Goal: Restate, word for word, the run of lines that starts at the line containing "Read all visible content and emit it as JSON." and ends with the final line of the listing. Leave pictures out.

[Data records]
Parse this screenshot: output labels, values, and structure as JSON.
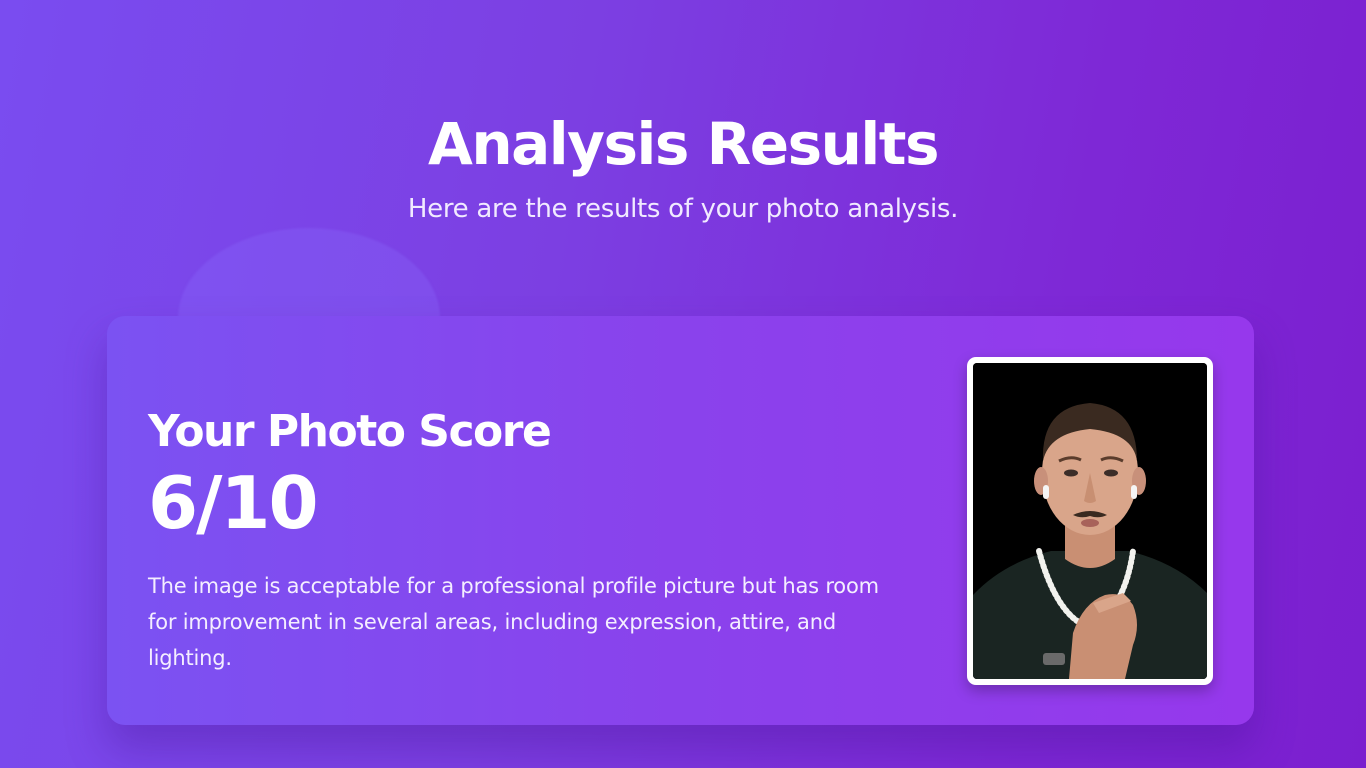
{
  "header": {
    "title": "Analysis Results",
    "subtitle": "Here are the results of your photo analysis."
  },
  "result": {
    "score_label": "Your Photo Score",
    "score_value": "6/10",
    "description": "The image is acceptable for a professional profile picture but has room for improvement in several areas, including expression, attire, and lighting."
  },
  "photo": {
    "subject": "portrait of a man with slicked-back hair and mustache, pearl necklace, dark shirt, black background"
  },
  "colors": {
    "background_start": "#7a4cf0",
    "background_end": "#7b1fcf",
    "card_start": "#7b52f2",
    "card_end": "#9638ec",
    "text": "#ffffff"
  }
}
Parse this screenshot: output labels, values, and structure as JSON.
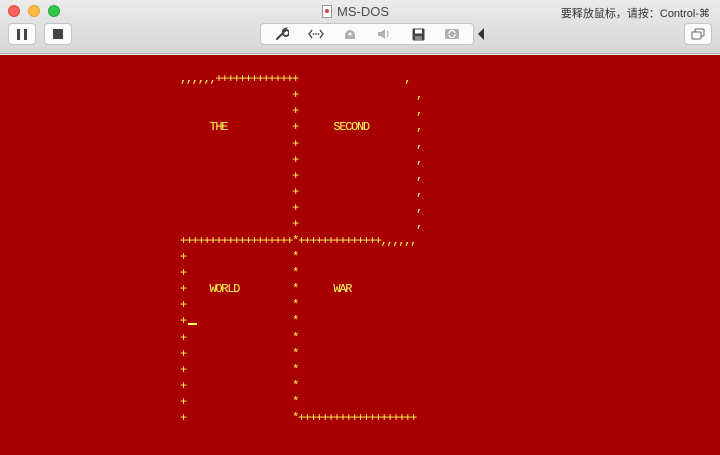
{
  "window": {
    "title": "MS-DOS",
    "release_hint": "要释放鼠标，请按：Control-⌘"
  },
  "toolbar": {
    "icons": [
      "pause-icon",
      "stop-icon",
      "wrench-icon",
      "network-icon",
      "drive-icon",
      "sound-icon",
      "floppy-icon",
      "sync-icon",
      "collapse-arrow-icon",
      "copy-window-icon"
    ]
  },
  "dos_screen": {
    "text": ",,,,,,++++++++++++++                  ,\n                   +                    ,\n                   +                    ,\n     THE           +      SECOND        ,\n                   +                    ,\n                   +                    ,\n                   +                    ,\n                   +                    ,\n                   +                    ,\n                   +                    ,\n+++++++++++++++++++*++++++++++++++,,,,,,\n+                  *\n+                  *\n+    WORLD         *      WAR\n+                  *\n+                  *\n+                  *\n+                  *\n+                  *\n+                  *\n+                  *\n+                  *++++++++++++++++++++",
    "colors": {
      "background": "#a80000",
      "foreground": "#ffff55"
    }
  }
}
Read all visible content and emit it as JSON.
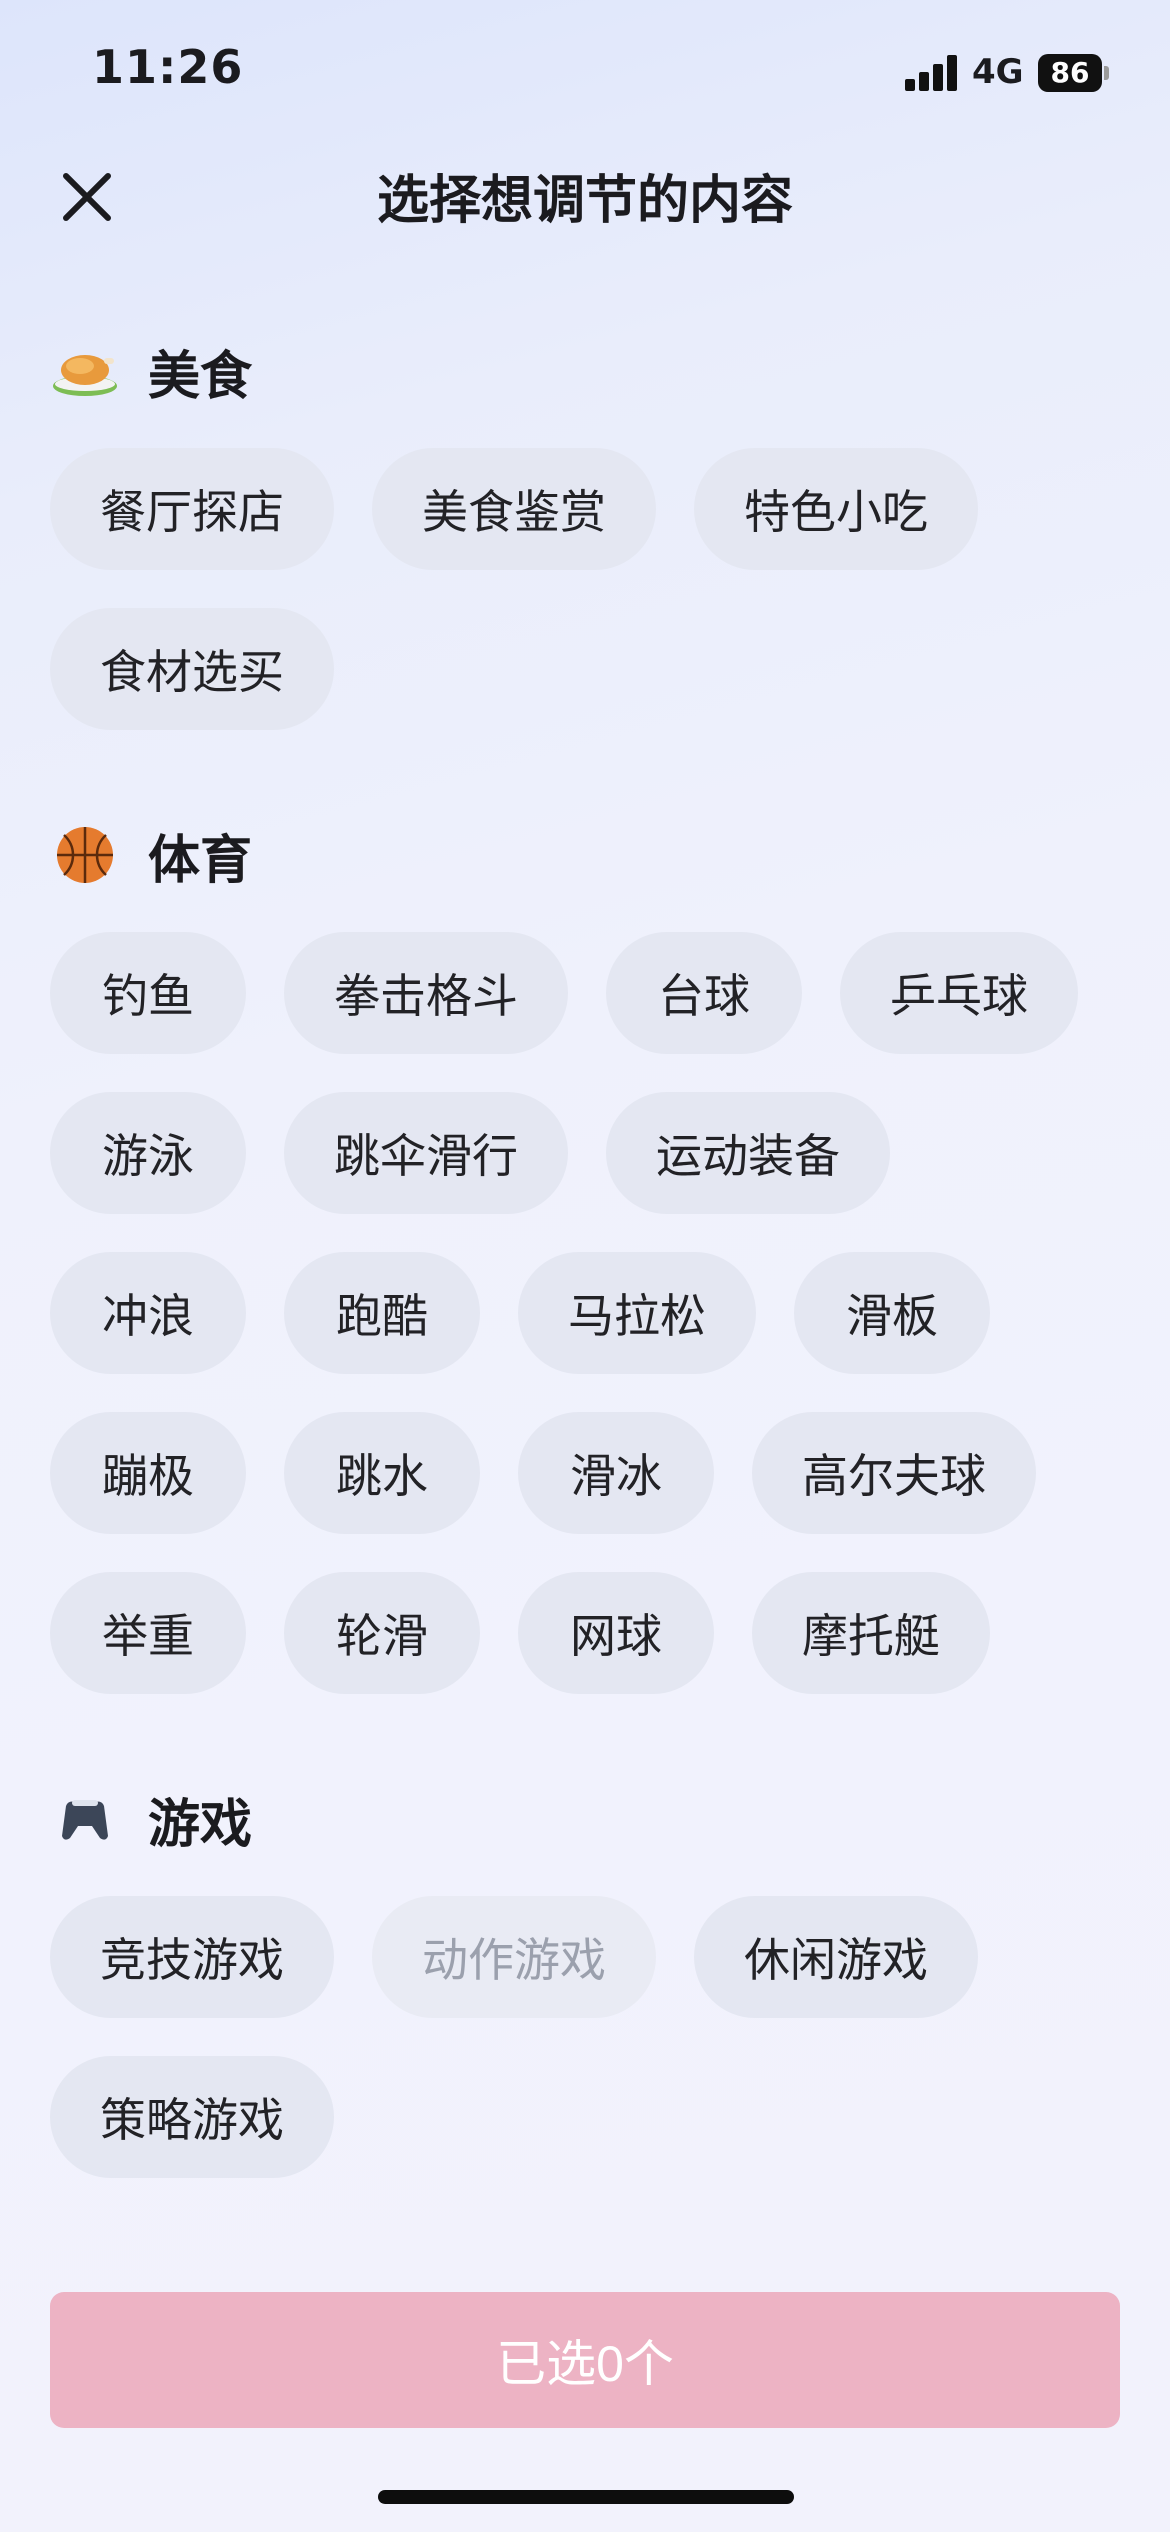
{
  "status_bar": {
    "time": "11:26",
    "network": "4G",
    "battery": "86"
  },
  "header": {
    "title": "选择想调节的内容",
    "close_icon": "close-icon"
  },
  "sections": [
    {
      "title": "美食",
      "icon": "roast-chicken-icon",
      "items": [
        "餐厅探店",
        "美食鉴赏",
        "特色小吃",
        "食材选买"
      ]
    },
    {
      "title": "体育",
      "icon": "basketball-icon",
      "items": [
        "钓鱼",
        "拳击格斗",
        "台球",
        "乒乓球",
        "游泳",
        "跳伞滑行",
        "运动装备",
        "冲浪",
        "跑酷",
        "马拉松",
        "滑板",
        "蹦极",
        "跳水",
        "滑冰",
        "高尔夫球",
        "举重",
        "轮滑",
        "网球",
        "摩托艇"
      ]
    },
    {
      "title": "游戏",
      "icon": "gamepad-icon",
      "items": [
        "竞技游戏",
        "动作游戏",
        "休闲游戏",
        "策略游戏"
      ],
      "disabled_items": [
        "动作游戏"
      ]
    }
  ],
  "footer": {
    "confirm_label": "已选0个"
  },
  "colors": {
    "chip_bg": "#e4e7f2",
    "confirm_bg": "#edb3c4",
    "text": "#1b1b1f"
  }
}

Expected output:
Read all visible content and emit it as JSON.
{
  "status_bar": {
    "time": "11:26",
    "network": "4G",
    "battery": "86"
  },
  "header": {
    "title": "选择想调节的内容",
    "close_icon": "close-icon"
  },
  "sections": [
    {
      "title": "美食",
      "icon": "roast-chicken-icon",
      "items": [
        "餐厅探店",
        "美食鉴赏",
        "特色小吃",
        "食材选买"
      ]
    },
    {
      "title": "体育",
      "icon": "basketball-icon",
      "items": [
        "钓鱼",
        "拳击格斗",
        "台球",
        "乒乓球",
        "游泳",
        "跳伞滑行",
        "运动装备",
        "冲浪",
        "跑酷",
        "马拉松",
        "滑板",
        "蹦极",
        "跳水",
        "滑冰",
        "高尔夫球",
        "举重",
        "轮滑",
        "网球",
        "摩托艇"
      ]
    },
    {
      "title": "游戏",
      "icon": "gamepad-icon",
      "items": [
        "竞技游戏",
        "动作游戏",
        "休闲游戏",
        "策略游戏"
      ],
      "disabled_items": [
        "动作游戏"
      ]
    }
  ],
  "footer": {
    "confirm_label": "已选0个"
  },
  "colors": {
    "chip_bg": "#e4e7f2",
    "confirm_bg": "#edb3c4",
    "text": "#1b1b1f"
  }
}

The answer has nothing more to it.